[Start RECORDED DATA]
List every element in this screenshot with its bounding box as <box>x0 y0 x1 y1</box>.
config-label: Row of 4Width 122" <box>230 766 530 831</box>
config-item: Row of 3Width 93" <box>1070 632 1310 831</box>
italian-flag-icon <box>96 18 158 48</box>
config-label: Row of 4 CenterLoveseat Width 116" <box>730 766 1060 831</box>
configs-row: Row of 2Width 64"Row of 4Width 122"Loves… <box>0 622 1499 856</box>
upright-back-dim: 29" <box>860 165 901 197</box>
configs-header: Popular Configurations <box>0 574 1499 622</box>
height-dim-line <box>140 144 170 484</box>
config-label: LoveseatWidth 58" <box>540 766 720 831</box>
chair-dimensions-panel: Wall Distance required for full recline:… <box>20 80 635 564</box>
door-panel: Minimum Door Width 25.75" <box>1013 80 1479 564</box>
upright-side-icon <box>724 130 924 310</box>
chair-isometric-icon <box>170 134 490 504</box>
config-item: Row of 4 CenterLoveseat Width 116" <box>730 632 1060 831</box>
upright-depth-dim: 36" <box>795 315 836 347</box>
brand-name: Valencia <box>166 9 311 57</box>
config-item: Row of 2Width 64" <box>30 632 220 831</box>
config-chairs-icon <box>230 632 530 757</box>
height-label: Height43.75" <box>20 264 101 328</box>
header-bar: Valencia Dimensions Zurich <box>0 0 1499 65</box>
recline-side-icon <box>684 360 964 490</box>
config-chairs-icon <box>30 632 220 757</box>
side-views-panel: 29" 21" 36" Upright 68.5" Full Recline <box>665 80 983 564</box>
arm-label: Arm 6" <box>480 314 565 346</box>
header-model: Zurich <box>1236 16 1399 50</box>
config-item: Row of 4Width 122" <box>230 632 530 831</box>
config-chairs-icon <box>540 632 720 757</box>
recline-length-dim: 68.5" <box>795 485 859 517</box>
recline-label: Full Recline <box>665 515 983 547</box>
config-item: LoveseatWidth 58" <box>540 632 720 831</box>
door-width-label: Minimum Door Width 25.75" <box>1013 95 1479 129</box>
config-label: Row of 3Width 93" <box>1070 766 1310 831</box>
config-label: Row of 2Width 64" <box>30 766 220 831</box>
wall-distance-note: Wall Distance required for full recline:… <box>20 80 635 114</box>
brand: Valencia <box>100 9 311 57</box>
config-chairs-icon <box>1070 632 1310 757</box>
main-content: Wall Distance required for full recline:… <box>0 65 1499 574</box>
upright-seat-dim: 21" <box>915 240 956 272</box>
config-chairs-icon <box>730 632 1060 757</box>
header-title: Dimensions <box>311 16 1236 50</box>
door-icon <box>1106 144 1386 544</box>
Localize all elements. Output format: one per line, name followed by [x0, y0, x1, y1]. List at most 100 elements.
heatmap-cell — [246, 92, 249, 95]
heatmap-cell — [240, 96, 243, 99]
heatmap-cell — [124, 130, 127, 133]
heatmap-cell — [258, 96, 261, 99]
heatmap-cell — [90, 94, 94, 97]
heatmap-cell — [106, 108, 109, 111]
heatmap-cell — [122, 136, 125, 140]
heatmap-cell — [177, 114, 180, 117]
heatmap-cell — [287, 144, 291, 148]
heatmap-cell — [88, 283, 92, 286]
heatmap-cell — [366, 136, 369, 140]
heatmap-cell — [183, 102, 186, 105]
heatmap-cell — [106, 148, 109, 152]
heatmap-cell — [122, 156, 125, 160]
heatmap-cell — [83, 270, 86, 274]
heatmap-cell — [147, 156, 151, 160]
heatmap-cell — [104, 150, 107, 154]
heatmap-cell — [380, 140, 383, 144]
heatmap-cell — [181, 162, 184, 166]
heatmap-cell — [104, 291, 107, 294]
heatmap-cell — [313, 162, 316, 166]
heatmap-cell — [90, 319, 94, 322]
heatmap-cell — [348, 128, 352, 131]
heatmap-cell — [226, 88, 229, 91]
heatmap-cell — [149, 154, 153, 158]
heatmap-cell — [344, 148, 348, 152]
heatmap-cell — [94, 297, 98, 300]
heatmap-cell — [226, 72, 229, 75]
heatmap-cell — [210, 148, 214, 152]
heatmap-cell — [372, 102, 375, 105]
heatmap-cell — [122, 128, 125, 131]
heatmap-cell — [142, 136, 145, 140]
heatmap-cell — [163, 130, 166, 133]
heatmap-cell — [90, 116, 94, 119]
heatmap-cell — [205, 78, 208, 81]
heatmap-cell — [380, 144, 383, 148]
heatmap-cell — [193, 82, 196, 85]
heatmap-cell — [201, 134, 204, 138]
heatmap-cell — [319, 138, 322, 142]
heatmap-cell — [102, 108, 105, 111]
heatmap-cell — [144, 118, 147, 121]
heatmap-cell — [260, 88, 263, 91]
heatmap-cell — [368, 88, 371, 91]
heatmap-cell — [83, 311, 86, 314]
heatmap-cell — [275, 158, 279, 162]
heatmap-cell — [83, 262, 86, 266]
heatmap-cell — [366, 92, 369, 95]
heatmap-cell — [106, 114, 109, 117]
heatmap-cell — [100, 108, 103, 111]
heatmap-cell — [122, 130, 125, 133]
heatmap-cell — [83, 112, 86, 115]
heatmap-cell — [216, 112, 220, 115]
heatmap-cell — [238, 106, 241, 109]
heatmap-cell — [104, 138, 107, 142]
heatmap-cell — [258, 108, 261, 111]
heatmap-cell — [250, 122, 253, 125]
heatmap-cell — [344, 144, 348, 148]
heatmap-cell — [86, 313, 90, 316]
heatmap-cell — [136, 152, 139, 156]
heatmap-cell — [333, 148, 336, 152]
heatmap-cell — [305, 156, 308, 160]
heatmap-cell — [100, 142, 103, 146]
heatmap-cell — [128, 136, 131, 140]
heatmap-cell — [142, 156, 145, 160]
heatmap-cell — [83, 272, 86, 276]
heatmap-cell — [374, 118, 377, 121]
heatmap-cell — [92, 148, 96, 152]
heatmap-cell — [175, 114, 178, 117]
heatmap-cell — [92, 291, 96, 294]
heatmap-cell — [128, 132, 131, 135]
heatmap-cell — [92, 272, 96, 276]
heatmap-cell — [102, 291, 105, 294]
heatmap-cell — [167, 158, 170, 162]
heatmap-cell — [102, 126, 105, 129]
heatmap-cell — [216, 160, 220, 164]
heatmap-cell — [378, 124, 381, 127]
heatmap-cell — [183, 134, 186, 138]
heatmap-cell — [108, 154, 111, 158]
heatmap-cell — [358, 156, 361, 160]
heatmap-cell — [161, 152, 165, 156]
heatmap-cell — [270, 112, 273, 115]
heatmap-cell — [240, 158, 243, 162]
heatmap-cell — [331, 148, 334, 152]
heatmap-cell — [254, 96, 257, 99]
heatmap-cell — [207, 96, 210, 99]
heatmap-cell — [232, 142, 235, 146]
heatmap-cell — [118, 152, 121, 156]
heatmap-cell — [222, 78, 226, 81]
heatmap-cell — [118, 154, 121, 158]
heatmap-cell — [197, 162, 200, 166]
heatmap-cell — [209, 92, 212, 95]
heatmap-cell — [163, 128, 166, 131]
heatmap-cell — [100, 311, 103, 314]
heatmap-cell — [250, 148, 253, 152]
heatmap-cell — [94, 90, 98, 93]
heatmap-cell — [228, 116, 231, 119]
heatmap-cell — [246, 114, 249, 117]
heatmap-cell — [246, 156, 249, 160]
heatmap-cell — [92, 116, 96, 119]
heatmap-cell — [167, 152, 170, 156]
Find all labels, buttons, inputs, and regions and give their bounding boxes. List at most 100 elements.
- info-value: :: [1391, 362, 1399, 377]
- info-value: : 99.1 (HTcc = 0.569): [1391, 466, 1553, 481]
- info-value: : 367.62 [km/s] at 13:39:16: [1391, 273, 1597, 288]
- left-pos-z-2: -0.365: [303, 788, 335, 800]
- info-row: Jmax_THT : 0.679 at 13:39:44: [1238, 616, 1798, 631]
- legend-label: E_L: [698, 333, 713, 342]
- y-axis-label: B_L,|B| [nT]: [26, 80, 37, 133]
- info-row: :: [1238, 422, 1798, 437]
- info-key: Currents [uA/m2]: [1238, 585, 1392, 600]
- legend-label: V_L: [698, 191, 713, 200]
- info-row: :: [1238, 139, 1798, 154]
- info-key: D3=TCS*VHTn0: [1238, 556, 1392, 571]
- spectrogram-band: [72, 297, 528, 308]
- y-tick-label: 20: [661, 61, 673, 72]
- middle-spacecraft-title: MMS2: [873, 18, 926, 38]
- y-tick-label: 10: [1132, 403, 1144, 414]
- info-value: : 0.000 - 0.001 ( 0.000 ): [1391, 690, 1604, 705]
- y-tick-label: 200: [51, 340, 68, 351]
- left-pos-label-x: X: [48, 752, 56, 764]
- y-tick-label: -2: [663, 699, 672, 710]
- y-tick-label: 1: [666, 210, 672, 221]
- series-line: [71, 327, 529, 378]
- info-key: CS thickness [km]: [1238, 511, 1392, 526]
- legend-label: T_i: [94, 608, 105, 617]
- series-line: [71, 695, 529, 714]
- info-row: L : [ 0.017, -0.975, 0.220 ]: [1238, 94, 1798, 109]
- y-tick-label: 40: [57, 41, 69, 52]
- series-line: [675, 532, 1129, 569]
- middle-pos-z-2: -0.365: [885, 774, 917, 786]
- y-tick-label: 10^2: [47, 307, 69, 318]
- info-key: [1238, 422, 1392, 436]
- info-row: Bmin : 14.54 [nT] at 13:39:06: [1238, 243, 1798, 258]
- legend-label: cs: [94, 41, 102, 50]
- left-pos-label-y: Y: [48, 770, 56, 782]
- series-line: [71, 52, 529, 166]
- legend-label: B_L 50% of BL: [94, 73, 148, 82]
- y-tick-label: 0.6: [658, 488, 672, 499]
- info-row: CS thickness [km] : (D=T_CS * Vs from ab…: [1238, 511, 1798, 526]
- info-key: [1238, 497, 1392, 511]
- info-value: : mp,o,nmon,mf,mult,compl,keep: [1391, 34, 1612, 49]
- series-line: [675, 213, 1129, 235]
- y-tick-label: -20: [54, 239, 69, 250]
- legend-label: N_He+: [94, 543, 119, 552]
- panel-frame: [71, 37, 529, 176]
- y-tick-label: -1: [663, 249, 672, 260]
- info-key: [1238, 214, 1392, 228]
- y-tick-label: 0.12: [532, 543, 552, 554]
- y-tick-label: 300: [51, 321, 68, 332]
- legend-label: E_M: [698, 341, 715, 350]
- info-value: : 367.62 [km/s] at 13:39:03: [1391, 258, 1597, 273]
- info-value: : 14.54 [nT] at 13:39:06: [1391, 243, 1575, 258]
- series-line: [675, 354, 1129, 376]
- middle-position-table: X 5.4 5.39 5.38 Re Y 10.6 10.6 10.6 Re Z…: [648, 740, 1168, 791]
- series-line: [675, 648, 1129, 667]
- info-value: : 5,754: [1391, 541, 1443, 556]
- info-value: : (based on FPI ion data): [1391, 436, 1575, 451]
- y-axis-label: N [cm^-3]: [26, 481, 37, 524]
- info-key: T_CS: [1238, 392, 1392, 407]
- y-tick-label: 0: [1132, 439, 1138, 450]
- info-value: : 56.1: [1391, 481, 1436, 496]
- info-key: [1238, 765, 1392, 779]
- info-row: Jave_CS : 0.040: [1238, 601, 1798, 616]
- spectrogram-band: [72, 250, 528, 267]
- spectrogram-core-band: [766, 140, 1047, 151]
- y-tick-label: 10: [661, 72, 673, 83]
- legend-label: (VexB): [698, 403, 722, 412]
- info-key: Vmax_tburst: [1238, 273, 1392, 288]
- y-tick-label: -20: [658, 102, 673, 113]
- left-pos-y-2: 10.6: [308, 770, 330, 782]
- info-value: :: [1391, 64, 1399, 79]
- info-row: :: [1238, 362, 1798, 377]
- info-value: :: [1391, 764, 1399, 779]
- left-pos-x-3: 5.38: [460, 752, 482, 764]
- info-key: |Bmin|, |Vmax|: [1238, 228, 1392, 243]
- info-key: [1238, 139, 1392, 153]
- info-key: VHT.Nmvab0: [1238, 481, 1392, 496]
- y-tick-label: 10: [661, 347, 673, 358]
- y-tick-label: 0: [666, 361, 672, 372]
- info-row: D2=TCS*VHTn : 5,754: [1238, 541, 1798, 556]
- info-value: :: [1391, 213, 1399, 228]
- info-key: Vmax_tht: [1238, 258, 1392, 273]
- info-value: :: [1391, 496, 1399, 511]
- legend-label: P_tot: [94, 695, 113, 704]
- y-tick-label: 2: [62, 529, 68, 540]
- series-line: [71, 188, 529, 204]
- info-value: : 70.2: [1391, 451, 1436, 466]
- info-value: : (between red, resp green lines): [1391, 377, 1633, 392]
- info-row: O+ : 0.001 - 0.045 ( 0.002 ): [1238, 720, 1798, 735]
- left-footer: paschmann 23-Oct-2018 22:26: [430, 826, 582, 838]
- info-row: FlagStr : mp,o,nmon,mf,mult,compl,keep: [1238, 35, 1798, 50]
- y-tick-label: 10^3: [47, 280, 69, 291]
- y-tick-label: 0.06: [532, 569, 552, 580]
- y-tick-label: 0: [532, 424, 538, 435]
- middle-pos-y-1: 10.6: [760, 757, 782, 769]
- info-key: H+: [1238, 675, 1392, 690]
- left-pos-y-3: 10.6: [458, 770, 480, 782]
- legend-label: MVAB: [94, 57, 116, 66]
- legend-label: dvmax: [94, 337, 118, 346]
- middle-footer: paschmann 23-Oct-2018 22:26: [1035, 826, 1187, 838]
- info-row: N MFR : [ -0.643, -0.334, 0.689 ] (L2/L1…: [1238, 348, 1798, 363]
[End RECORDED DATA]
▶ **WHAT IS BEING ASKED**
Rewrite the records from their first line through the line containing "314 565 346</box>", inclusive, changing "config-label" to "config-caption" and leaving everything else as it is.

▶ **RESPONSE TO THIS EXERCISE**
List every element in this screenshot with its bounding box as <box>x0 y0 x1 y1</box>.
config-caption: Row of 4Width 122" <box>230 766 530 831</box>
config-item: Row of 3Width 93" <box>1070 632 1310 831</box>
italian-flag-icon <box>96 18 158 48</box>
config-caption: Row of 4 CenterLoveseat Width 116" <box>730 766 1060 831</box>
configs-row: Row of 2Width 64"Row of 4Width 122"Loves… <box>0 622 1499 856</box>
upright-back-dim: 29" <box>860 165 901 197</box>
configs-header: Popular Configurations <box>0 574 1499 622</box>
height-dim-line <box>140 144 170 484</box>
config-caption: LoveseatWidth 58" <box>540 766 720 831</box>
chair-dimensions-panel: Wall Distance required for full recline:… <box>20 80 635 564</box>
door-panel: Minimum Door Width 25.75" <box>1013 80 1479 564</box>
upright-side-icon <box>724 130 924 310</box>
chair-isometric-icon <box>170 134 490 504</box>
config-item: Row of 4 CenterLoveseat Width 116" <box>730 632 1060 831</box>
upright-depth-dim: 36" <box>795 315 836 347</box>
brand-name: Valencia <box>166 9 311 57</box>
config-item: Row of 2Width 64" <box>30 632 220 831</box>
config-chairs-icon <box>230 632 530 757</box>
height-label: Height43.75" <box>20 264 101 328</box>
header-bar: Valencia Dimensions Zurich <box>0 0 1499 65</box>
recline-side-icon <box>684 360 964 490</box>
config-chairs-icon <box>30 632 220 757</box>
side-views-panel: 29" 21" 36" Upright 68.5" Full Recline <box>665 80 983 564</box>
arm-label: Arm 6" <box>480 314 565 346</box>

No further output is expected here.